» REQUIRED TASK:
Each line that follows should be printed again exactly as it stands.

======== DATA LISTING ========

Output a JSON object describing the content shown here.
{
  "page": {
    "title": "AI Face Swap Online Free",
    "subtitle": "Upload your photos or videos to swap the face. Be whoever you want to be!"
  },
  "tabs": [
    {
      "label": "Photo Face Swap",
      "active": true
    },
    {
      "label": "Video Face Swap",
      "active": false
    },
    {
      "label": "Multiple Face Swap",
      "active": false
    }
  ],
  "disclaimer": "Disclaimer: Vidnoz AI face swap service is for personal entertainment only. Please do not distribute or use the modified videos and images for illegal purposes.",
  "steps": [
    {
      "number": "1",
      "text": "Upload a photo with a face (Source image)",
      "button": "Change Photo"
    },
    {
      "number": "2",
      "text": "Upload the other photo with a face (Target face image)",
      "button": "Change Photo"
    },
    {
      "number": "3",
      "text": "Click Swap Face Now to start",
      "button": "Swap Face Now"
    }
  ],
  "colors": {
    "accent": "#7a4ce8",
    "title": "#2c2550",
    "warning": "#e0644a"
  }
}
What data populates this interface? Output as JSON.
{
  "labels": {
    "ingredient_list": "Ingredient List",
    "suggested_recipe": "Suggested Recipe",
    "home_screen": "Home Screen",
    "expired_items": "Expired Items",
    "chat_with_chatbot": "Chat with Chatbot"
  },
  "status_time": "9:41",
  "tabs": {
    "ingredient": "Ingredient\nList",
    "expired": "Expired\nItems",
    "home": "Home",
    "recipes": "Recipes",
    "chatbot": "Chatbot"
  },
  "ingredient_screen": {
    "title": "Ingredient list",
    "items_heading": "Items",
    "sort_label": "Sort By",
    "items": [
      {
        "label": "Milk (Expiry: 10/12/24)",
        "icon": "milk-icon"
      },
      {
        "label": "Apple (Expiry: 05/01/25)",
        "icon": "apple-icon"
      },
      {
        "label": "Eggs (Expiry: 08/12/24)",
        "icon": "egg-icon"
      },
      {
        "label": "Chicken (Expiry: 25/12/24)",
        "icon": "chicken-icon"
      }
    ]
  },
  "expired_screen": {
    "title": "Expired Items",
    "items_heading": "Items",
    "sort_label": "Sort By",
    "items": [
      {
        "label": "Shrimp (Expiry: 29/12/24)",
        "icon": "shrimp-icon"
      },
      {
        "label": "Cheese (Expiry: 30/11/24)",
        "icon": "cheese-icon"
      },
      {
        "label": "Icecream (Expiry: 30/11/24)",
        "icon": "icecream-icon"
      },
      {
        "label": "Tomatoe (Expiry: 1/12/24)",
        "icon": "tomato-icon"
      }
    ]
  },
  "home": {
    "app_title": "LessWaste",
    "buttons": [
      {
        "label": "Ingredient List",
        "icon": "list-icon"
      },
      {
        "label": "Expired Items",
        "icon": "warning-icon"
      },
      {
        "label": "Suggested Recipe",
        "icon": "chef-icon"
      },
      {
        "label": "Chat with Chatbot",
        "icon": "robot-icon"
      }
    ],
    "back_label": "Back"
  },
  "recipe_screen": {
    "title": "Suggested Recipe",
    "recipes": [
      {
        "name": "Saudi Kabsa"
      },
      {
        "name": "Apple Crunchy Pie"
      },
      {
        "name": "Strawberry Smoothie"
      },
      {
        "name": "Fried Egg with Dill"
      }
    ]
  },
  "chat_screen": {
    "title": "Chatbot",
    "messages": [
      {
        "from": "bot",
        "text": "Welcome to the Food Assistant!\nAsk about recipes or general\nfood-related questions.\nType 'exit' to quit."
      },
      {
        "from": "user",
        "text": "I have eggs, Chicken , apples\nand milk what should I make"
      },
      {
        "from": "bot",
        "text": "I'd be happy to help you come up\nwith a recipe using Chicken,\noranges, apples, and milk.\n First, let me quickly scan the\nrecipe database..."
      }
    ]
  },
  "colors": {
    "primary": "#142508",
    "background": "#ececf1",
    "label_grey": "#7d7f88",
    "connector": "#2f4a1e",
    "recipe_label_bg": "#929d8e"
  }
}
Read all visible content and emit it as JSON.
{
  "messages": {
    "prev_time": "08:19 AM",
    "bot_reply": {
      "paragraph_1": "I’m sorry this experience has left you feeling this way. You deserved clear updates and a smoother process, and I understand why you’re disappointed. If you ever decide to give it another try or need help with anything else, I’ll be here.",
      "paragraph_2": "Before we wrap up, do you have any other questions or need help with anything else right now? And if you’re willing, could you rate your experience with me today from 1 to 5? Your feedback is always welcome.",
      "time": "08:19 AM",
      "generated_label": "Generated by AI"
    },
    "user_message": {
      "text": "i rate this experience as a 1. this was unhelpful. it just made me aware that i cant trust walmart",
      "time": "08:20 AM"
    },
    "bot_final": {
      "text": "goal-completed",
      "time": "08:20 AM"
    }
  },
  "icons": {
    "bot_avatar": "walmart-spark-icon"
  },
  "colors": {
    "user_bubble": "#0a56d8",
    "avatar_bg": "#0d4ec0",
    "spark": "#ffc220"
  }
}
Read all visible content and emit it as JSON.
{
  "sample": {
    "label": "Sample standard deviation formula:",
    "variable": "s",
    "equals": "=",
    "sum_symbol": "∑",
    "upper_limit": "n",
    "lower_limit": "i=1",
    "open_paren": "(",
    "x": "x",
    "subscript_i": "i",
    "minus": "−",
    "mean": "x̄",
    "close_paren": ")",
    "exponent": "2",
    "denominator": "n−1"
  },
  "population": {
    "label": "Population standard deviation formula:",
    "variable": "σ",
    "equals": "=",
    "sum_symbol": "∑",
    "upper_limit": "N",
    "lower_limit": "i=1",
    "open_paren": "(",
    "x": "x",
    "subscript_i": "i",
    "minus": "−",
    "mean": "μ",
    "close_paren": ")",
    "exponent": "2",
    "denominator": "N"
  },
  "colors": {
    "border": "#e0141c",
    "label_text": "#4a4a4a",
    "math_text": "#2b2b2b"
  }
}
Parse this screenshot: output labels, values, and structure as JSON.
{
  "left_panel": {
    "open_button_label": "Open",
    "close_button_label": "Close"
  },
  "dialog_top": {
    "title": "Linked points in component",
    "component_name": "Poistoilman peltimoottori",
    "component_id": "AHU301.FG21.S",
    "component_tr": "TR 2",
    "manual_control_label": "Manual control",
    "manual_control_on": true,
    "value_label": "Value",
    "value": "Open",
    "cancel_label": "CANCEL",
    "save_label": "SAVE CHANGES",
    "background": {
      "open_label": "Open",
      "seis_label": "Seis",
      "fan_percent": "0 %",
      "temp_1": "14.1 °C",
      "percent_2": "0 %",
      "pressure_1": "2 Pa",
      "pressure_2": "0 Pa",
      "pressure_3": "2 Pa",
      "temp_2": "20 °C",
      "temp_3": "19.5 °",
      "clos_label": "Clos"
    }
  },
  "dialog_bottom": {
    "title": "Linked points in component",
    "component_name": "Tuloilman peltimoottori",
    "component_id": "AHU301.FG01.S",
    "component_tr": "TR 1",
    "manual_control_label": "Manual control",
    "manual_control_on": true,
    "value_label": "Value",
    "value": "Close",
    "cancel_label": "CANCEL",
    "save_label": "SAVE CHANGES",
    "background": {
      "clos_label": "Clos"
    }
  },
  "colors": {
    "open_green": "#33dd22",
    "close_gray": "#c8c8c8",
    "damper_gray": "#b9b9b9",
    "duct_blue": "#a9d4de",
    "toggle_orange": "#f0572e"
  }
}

========

» WRITTEN REPLY:
Output a JSON object describing the content shown here.
{
  "page": {
    "title": "AI Face Swap Online Free",
    "subtitle": "Upload your photos or videos to swap the face. Be whoever you want to be!"
  },
  "tabs": [
    {
      "label": "Photo Face Swap",
      "active": true
    },
    {
      "label": "Video Face Swap",
      "active": false
    },
    {
      "label": "Multiple Face Swap",
      "active": false
    }
  ],
  "disclaimer": "Disclaimer: Vidnoz AI face swap service is for personal entertainment only. Please do not distribute or use the modified videos and images for illegal purposes.",
  "steps": [
    {
      "number": "1",
      "text": "Upload a photo with a face (Source image)",
      "button": "Change Photo"
    },
    {
      "number": "2",
      "text": "Upload the other photo with a face (Target face image)",
      "button": "Change Photo"
    },
    {
      "number": "3",
      "text": "Click Swap Face Now to start",
      "button": "Swap Face Now"
    }
  ],
  "colors": {
    "accent": "#7a4ce8",
    "title": "#2c2550",
    "warning": "#e0644a"
  }
}
What data populates this interface? Output as JSON.
{
  "labels": {
    "ingredient_list": "Ingredient List",
    "suggested_recipe": "Suggested Recipe",
    "home_screen": "Home Screen",
    "expired_items": "Expired Items",
    "chat_with_chatbot": "Chat with Chatbot"
  },
  "status_time": "9:41",
  "tabs": {
    "ingredient": "Ingredient\nList",
    "expired": "Expired\nItems",
    "home": "Home",
    "recipes": "Recipes",
    "chatbot": "Chatbot"
  },
  "ingredient_screen": {
    "title": "Ingredient list",
    "items_heading": "Items",
    "sort_label": "Sort By",
    "items": [
      {
        "label": "Milk (Expiry: 10/12/24)",
        "icon": "milk-icon"
      },
      {
        "label": "Apple (Expiry: 05/01/25)",
        "icon": "apple-icon"
      },
      {
        "label": "Eggs (Expiry: 08/12/24)",
        "icon": "egg-icon"
      },
      {
        "label": "Chicken (Expiry: 25/12/24)",
        "icon": "chicken-icon"
      }
    ]
  },
  "expired_screen": {
    "title": "Expired Items",
    "items_heading": "Items",
    "sort_label": "Sort By",
    "items": [
      {
        "label": "Shrimp (Expiry: 29/12/24)",
        "icon": "shrimp-icon"
      },
      {
        "label": "Cheese (Expiry: 30/11/24)",
        "icon": "cheese-icon"
      },
      {
        "label": "Icecream (Expiry: 30/11/24)",
        "icon": "icecream-icon"
      },
      {
        "label": "Tomatoe (Expiry: 1/12/24)",
        "icon": "tomato-icon"
      }
    ]
  },
  "home": {
    "app_title": "LessWaste",
    "buttons": [
      {
        "label": "Ingredient List",
        "icon": "list-icon"
      },
      {
        "label": "Expired Items",
        "icon": "warning-icon"
      },
      {
        "label": "Suggested Recipe",
        "icon": "chef-icon"
      },
      {
        "label": "Chat with Chatbot",
        "icon": "robot-icon"
      }
    ],
    "back_label": "Back"
  },
  "recipe_screen": {
    "title": "Suggested Recipe",
    "recipes": [
      {
        "name": "Saudi Kabsa"
      },
      {
        "name": "Apple Crunchy Pie"
      },
      {
        "name": "Strawberry Smoothie"
      },
      {
        "name": "Fried Egg with Dill"
      }
    ]
  },
  "chat_screen": {
    "title": "Chatbot",
    "messages": [
      {
        "from": "bot",
        "text": "Welcome to the Food Assistant!\nAsk about recipes or general\nfood-related questions.\nType 'exit' to quit."
      },
      {
        "from": "user",
        "text": "I have eggs, Chicken , apples\nand milk what should I make"
      },
      {
        "from": "bot",
        "text": "I'd be happy to help you come up\nwith a recipe using Chicken,\noranges, apples, and milk.\n First, let me quickly scan the\nrecipe database..."
      }
    ]
  },
  "colors": {
    "primary": "#142508",
    "background": "#ececf1",
    "label_grey": "#7d7f88",
    "connector": "#2f4a1e",
    "recipe_label_bg": "#929d8e"
  }
}
Read all visible content and emit it as JSON.
{
  "messages": {
    "prev_time": "08:19 AM",
    "bot_reply": {
      "paragraph_1": "I’m sorry this experience has left you feeling this way. You deserved clear updates and a smoother process, and I understand why you’re disappointed. If you ever decide to give it another try or need help with anything else, I’ll be here.",
      "paragraph_2": "Before we wrap up, do you have any other questions or need help with anything else right now? And if you’re willing, could you rate your experience with me today from 1 to 5? Your feedback is always welcome.",
      "time": "08:19 AM",
      "generated_label": "Generated by AI"
    },
    "user_message": {
      "text": "i rate this experience as a 1. this was unhelpful. it just made me aware that i cant trust walmart",
      "time": "08:20 AM"
    },
    "bot_final": {
      "text": "goal-completed",
      "time": "08:20 AM"
    }
  },
  "icons": {
    "bot_avatar": "walmart-spark-icon"
  },
  "colors": {
    "user_bubble": "#0a56d8",
    "avatar_bg": "#0d4ec0",
    "spark": "#ffc220"
  }
}
Read all visible content and emit it as JSON.
{
  "sample": {
    "label": "Sample standard deviation formula:",
    "variable": "s",
    "equals": "=",
    "sum_symbol": "∑",
    "upper_limit": "n",
    "lower_limit": "i=1",
    "open_paren": "(",
    "x": "x",
    "subscript_i": "i",
    "minus": "−",
    "mean": "x̄",
    "close_paren": ")",
    "exponent": "2",
    "denominator": "n−1"
  },
  "population": {
    "label": "Population standard deviation formula:",
    "variable": "σ",
    "equals": "=",
    "sum_symbol": "∑",
    "upper_limit": "N",
    "lower_limit": "i=1",
    "open_paren": "(",
    "x": "x",
    "subscript_i": "i",
    "minus": "−",
    "mean": "μ",
    "close_paren": ")",
    "exponent": "2",
    "denominator": "N"
  },
  "colors": {
    "border": "#e0141c",
    "label_text": "#4a4a4a",
    "math_text": "#2b2b2b"
  }
}
Parse this screenshot: output labels, values, and structure as JSON.
{
  "left_panel": {
    "open_button_label": "Open",
    "close_button_label": "Close"
  },
  "dialog_top": {
    "title": "Linked points in component",
    "component_name": "Poistoilman peltimoottori",
    "component_id": "AHU301.FG21.S",
    "component_tr": "TR 2",
    "manual_control_label": "Manual control",
    "manual_control_on": true,
    "value_label": "Value",
    "value": "Open",
    "cancel_label": "CANCEL",
    "save_label": "SAVE CHANGES",
    "background": {
      "open_label": "Open",
      "seis_label": "Seis",
      "fan_percent": "0 %",
      "temp_1": "14.1 °C",
      "percent_2": "0 %",
      "pressure_1": "2 Pa",
      "pressure_2": "0 Pa",
      "pressure_3": "2 Pa",
      "temp_2": "20 °C",
      "temp_3": "19.5 °",
      "clos_label": "Clos"
    }
  },
  "dialog_bottom": {
    "title": "Linked points in component",
    "component_name": "Tuloilman peltimoottori",
    "component_id": "AHU301.FG01.S",
    "component_tr": "TR 1",
    "manual_control_label": "Manual control",
    "manual_control_on": true,
    "value_label": "Value",
    "value": "Close",
    "cancel_label": "CANCEL",
    "save_label": "SAVE CHANGES",
    "background": {
      "clos_label": "Clos"
    }
  },
  "colors": {
    "open_green": "#33dd22",
    "close_gray": "#c8c8c8",
    "damper_gray": "#b9b9b9",
    "duct_blue": "#a9d4de",
    "toggle_orange": "#f0572e"
  }
}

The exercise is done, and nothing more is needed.